> [TASK OBJECTIVE] In the records that follow, show each line where the word "September" is present.

> [SOURCE MATERIAL]

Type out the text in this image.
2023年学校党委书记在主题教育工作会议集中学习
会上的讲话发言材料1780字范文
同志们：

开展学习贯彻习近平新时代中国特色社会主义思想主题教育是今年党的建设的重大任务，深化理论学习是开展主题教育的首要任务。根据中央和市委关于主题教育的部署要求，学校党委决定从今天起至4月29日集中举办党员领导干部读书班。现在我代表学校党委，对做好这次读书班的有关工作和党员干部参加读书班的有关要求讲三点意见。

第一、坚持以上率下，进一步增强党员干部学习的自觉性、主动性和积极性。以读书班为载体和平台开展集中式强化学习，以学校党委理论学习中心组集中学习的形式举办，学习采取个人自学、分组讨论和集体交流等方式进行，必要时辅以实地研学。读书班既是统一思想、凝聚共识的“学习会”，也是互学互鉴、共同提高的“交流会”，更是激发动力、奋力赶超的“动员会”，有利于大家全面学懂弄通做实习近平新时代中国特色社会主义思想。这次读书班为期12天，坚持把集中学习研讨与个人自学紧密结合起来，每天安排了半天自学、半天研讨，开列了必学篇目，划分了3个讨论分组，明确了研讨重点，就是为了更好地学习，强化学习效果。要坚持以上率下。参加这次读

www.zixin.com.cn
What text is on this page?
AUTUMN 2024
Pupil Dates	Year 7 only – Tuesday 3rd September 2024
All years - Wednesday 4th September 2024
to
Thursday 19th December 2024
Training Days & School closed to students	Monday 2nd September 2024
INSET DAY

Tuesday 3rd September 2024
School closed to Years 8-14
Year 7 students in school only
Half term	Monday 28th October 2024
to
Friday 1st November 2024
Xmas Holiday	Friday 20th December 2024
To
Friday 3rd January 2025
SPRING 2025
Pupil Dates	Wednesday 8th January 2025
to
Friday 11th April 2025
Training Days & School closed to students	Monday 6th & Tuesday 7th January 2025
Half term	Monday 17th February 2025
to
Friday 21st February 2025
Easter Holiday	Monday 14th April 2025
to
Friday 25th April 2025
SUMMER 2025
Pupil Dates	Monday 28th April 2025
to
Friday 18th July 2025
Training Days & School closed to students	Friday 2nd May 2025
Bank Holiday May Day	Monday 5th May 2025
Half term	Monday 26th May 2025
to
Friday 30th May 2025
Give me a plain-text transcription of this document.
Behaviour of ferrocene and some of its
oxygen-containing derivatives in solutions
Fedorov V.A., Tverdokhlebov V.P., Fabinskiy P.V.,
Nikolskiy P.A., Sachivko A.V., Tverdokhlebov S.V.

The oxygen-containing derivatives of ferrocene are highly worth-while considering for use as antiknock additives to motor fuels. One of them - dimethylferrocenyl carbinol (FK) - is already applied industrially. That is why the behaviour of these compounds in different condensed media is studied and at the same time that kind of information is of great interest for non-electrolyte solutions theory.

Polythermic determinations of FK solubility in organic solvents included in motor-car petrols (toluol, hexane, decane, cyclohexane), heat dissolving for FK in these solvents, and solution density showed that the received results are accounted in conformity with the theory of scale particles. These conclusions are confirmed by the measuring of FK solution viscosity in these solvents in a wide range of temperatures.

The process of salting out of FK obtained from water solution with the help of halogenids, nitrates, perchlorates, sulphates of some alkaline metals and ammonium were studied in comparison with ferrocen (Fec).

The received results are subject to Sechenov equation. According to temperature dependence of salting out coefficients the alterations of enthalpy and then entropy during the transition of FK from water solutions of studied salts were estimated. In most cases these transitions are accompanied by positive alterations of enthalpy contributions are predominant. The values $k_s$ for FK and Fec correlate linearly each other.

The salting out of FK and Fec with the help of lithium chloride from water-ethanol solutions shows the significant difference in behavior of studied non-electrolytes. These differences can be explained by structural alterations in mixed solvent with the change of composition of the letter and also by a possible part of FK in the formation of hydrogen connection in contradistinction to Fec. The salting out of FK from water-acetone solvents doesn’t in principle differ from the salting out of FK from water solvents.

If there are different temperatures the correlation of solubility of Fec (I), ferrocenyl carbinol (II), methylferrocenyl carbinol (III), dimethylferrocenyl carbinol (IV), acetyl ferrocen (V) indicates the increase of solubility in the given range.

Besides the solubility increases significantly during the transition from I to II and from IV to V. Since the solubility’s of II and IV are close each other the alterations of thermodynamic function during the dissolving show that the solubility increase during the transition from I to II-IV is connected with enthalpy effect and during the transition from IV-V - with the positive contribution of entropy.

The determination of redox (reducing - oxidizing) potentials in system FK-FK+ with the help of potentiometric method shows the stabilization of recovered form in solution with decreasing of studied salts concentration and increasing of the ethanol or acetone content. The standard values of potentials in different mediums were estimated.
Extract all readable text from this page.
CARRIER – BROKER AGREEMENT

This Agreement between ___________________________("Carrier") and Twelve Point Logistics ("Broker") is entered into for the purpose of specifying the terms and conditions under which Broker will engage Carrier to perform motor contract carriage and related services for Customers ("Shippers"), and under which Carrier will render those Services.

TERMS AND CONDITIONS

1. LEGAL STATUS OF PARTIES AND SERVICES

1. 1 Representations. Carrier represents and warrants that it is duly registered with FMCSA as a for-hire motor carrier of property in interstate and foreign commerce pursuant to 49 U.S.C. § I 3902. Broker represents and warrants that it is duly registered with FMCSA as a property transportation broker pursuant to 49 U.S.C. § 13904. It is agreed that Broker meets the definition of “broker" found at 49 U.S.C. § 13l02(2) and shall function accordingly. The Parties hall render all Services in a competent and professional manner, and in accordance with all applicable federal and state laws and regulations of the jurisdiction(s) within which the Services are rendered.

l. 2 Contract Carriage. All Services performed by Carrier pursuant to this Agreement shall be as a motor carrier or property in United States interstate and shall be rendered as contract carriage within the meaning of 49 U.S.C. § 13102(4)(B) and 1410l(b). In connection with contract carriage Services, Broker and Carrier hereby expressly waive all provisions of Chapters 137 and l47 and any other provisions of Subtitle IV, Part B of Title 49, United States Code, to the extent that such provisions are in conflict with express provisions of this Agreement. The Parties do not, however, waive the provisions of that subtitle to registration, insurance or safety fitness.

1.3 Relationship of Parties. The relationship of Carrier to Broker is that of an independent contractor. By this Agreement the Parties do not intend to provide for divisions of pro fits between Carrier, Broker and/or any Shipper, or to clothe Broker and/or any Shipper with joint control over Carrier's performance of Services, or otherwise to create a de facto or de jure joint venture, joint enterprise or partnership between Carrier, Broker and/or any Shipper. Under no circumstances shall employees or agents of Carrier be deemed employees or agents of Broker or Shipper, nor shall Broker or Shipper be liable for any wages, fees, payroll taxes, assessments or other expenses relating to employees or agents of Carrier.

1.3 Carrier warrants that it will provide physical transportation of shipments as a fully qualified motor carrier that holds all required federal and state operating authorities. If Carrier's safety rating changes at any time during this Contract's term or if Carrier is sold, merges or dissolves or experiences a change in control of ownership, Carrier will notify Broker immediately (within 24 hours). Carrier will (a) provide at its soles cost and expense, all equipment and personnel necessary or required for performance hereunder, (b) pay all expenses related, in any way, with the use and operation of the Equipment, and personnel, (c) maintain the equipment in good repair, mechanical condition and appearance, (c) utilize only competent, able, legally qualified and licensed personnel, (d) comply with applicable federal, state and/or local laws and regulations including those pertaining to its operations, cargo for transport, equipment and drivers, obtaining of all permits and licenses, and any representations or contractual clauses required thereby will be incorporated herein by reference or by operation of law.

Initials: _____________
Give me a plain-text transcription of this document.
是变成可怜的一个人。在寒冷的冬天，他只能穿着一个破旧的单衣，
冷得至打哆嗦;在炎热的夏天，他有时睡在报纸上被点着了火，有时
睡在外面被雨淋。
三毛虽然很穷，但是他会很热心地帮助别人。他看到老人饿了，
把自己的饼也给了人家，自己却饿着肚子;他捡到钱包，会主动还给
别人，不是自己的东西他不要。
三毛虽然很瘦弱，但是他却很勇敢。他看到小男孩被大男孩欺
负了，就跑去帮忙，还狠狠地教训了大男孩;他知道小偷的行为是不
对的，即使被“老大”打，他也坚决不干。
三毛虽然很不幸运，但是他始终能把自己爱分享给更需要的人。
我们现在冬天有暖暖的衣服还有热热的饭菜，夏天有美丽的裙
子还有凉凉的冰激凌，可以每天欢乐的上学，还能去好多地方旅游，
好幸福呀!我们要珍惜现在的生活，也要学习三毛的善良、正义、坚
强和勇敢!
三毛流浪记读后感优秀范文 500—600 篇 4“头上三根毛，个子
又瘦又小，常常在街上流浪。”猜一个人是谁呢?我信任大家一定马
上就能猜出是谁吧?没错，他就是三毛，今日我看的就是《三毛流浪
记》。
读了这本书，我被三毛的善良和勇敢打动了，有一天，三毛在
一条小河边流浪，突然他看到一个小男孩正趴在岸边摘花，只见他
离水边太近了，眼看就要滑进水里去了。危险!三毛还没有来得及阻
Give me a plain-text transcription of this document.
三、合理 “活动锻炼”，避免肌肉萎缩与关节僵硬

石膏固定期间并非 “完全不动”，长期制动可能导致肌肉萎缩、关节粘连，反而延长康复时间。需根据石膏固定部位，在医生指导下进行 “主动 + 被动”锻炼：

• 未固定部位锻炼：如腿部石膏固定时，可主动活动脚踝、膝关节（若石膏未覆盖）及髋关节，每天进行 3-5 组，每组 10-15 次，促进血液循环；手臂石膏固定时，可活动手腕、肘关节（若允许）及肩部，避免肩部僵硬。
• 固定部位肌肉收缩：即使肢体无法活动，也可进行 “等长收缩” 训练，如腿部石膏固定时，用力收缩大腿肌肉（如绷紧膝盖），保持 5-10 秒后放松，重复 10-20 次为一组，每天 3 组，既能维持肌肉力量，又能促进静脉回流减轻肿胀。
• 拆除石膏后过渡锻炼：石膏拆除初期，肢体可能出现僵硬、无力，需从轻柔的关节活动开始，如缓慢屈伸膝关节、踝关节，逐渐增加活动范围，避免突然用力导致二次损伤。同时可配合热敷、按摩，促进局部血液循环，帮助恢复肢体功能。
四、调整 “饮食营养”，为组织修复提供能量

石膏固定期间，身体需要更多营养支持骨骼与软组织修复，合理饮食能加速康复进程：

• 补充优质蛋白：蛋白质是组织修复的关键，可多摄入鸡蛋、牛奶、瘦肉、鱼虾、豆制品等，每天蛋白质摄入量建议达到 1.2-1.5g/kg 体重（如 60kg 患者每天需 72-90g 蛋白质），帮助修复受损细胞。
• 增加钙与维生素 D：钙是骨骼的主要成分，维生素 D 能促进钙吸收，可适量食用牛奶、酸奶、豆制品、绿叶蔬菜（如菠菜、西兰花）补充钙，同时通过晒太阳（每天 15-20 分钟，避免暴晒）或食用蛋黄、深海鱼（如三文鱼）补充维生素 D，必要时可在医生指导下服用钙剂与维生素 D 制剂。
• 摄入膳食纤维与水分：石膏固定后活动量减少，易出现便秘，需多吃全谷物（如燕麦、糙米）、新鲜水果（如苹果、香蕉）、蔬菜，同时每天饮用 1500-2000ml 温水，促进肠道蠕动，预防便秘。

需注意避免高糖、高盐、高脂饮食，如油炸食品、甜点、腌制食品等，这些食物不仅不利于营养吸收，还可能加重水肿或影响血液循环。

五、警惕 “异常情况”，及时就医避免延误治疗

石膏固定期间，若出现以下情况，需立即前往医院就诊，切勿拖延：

> [REPLY]
Pupil Dates	Year 7 only – Tuesday 3rd September 2024
All years - Wednesday 4th September 2024
Training Days & School closed to students	Monday 2nd September 2024
Tuesday 3rd September 2024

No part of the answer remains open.